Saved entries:
══════════

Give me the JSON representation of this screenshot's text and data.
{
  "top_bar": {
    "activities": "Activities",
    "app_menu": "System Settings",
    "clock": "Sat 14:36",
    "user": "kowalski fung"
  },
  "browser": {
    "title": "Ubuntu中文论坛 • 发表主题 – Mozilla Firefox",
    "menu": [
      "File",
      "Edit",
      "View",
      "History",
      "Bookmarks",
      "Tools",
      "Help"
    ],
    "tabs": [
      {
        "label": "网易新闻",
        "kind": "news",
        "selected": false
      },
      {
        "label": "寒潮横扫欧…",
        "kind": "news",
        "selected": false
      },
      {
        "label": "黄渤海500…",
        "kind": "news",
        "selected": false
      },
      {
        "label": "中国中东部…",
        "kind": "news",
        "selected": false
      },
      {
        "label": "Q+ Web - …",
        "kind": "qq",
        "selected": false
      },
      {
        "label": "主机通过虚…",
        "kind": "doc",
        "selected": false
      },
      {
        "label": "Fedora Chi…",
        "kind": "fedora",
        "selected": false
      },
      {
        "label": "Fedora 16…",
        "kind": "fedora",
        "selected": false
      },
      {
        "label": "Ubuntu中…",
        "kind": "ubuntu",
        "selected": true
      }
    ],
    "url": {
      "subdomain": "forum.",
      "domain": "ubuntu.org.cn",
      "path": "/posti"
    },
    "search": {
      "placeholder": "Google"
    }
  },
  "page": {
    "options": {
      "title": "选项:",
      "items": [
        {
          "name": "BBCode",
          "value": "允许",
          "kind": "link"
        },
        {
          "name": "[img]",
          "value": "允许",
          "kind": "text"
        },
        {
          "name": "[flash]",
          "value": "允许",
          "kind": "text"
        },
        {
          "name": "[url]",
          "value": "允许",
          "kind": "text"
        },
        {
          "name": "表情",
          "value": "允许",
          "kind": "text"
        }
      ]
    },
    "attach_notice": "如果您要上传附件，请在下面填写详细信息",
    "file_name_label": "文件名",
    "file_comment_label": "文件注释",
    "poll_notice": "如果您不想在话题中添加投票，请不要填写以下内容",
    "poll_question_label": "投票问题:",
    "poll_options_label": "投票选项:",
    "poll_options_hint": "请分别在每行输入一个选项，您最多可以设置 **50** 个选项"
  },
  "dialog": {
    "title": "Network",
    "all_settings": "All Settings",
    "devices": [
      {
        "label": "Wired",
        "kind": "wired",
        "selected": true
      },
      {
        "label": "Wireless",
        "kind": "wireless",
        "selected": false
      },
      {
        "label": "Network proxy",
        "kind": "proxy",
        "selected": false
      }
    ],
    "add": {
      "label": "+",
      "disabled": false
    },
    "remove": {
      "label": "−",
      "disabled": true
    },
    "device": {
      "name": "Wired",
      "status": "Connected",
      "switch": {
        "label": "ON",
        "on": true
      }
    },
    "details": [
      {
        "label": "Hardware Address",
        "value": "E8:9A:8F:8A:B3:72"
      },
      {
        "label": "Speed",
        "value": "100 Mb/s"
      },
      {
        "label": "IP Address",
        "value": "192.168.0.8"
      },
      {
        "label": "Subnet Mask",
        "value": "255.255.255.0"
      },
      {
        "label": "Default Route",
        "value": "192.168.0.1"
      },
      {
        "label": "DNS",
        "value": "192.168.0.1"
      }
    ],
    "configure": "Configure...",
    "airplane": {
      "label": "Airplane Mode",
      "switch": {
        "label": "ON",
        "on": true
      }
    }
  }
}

══════════

*TASK DESCRIPTION*: Look through the records and gather every line containing "Settings".

*THE SOLUTION*:
    "app_menu": "System Settings",
    "all_settings": "All Settings",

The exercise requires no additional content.